## [WHAT YOU WILL DO]
Omit all images, then return the remaining material exactly as it stands.

## [RECORDS FOR THIS EXERCISE]

──────

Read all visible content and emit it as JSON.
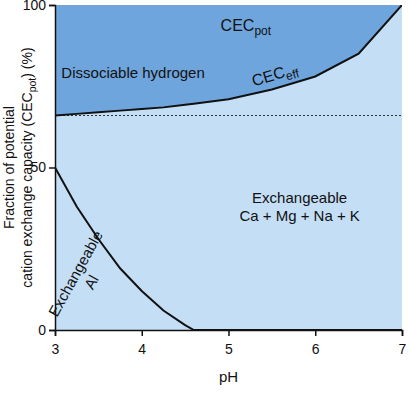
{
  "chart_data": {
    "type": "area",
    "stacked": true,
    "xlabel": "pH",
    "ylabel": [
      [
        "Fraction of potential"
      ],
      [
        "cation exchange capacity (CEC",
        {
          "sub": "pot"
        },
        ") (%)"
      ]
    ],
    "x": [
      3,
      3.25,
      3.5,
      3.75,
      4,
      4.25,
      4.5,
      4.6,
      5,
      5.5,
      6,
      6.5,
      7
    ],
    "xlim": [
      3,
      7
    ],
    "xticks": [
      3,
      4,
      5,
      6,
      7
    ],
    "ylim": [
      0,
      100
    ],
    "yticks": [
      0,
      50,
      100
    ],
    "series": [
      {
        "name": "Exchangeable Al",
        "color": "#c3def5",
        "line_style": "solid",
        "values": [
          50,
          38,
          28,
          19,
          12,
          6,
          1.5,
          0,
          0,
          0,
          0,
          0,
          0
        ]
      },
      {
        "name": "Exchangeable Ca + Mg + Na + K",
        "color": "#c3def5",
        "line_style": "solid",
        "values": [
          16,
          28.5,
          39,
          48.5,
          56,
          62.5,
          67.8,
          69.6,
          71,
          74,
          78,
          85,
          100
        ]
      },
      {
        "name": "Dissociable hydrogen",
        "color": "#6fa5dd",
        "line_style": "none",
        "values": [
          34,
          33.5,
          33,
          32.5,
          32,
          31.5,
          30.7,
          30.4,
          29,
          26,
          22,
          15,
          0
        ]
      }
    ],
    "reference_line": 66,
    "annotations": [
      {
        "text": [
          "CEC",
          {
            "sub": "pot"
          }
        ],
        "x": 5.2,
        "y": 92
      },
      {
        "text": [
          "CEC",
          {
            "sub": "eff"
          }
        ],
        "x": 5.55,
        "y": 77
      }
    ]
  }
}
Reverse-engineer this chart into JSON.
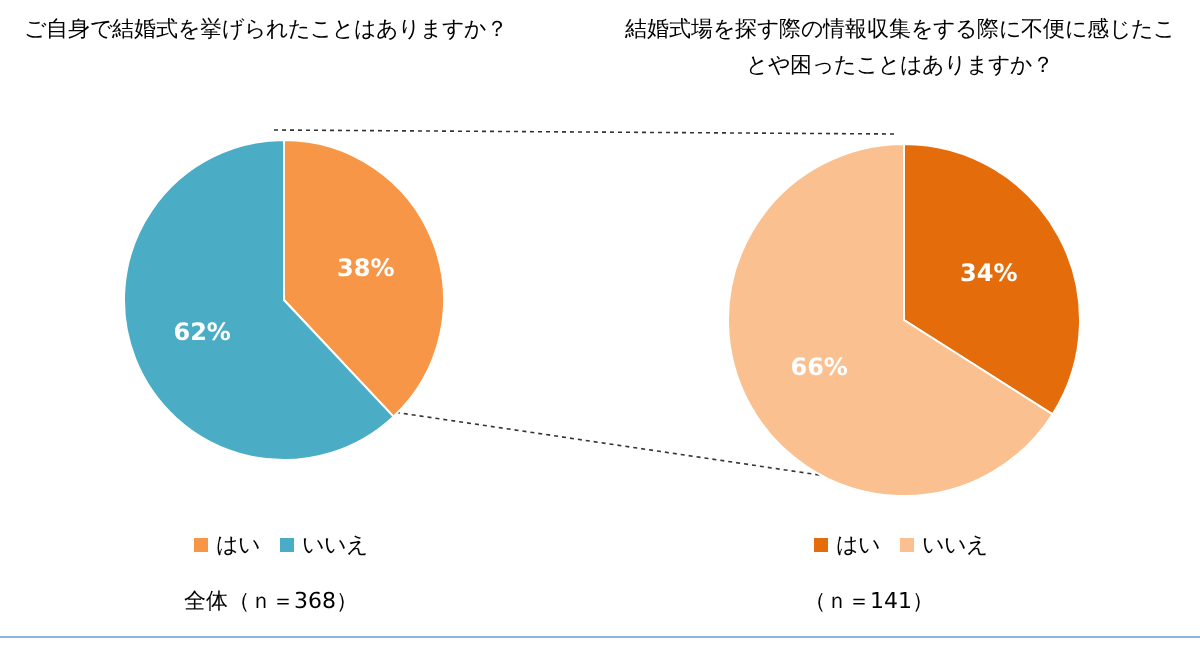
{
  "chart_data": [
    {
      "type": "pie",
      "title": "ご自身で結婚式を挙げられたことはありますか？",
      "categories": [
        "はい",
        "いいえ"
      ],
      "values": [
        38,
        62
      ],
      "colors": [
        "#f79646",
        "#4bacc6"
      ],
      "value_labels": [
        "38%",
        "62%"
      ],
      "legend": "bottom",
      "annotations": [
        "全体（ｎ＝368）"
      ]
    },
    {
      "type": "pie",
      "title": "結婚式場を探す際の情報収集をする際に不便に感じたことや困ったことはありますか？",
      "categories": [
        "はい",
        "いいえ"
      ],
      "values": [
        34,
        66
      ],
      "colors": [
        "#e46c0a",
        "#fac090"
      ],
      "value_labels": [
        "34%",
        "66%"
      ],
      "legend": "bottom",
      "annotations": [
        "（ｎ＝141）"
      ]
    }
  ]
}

──────

## [WRITTEN SOLUTION]
Read all visible content and emit it as JSON.
{
  "chart_data": {
    "type": "area",
    "stacked": true,
    "xlabel": "pH",
    "ylabel": [
      [
        "Fraction of potential"
      ],
      [
        "cation exchange capacity (CEC",
        {
          "sub": "pot"
        },
        ") (%)"
      ]
    ],
    "x": [
      3,
      3.25,
      3.5,
      3.75,
      4,
      4.25,
      4.5,
      4.6,
      5,
      5.5,
      6,
      6.5,
      7
    ],
    "xlim": [
      3,
      7
    ],
    "xticks": [
      3,
      4,
      5,
      6,
      7
    ],
    "ylim": [
      0,
      100
    ],
    "yticks": [
      0,
      50,
      100
    ],
    "series": [
      {
        "name": "Exchangeable Al",
        "color": "#c3def5",
        "line_style": "solid",
        "values": [
          50,
          38,
          28,
          19,
          12,
          6,
          1.5,
          0,
          0,
          0,
          0,
          0,
          0
        ]
      },
      {
        "name": "Exchangeable Ca + Mg + Na + K",
        "color": "#c3def5",
        "line_style": "solid",
        "values": [
          16,
          28.5,
          39,
          48.5,
          56,
          62.5,
          67.8,
          69.6,
          71,
          74,
          78,
          85,
          100
        ]
      },
      {
        "name": "Dissociable hydrogen",
        "color": "#6fa5dd",
        "line_style": "none",
        "values": [
          34,
          33.5,
          33,
          32.5,
          32,
          31.5,
          30.7,
          30.4,
          29,
          26,
          22,
          15,
          0
        ]
      }
    ],
    "reference_line": 66,
    "annotations": [
      {
        "text": [
          "CEC",
          {
            "sub": "pot"
          }
        ],
        "x": 5.2,
        "y": 92
      },
      {
        "text": [
          "CEC",
          {
            "sub": "eff"
          }
        ],
        "x": 5.55,
        "y": 77
      }
    ]
  }
}
Reverse-engineer this chart into JSON.
{
  "chart_data": [
    {
      "type": "pie",
      "title": "ご自身で結婚式を挙げられたことはありますか？",
      "categories": [
        "はい",
        "いいえ"
      ],
      "values": [
        38,
        62
      ],
      "colors": [
        "#f79646",
        "#4bacc6"
      ],
      "value_labels": [
        "38%",
        "62%"
      ],
      "legend": "bottom",
      "annotations": [
        "全体（ｎ＝368）"
      ]
    },
    {
      "type": "pie",
      "title": "結婚式場を探す際の情報収集をする際に不便に感じたことや困ったことはありますか？",
      "categories": [
        "はい",
        "いいえ"
      ],
      "values": [
        34,
        66
      ],
      "colors": [
        "#e46c0a",
        "#fac090"
      ],
      "value_labels": [
        "34%",
        "66%"
      ],
      "legend": "bottom",
      "annotations": [
        "（ｎ＝141）"
      ]
    }
  ]
}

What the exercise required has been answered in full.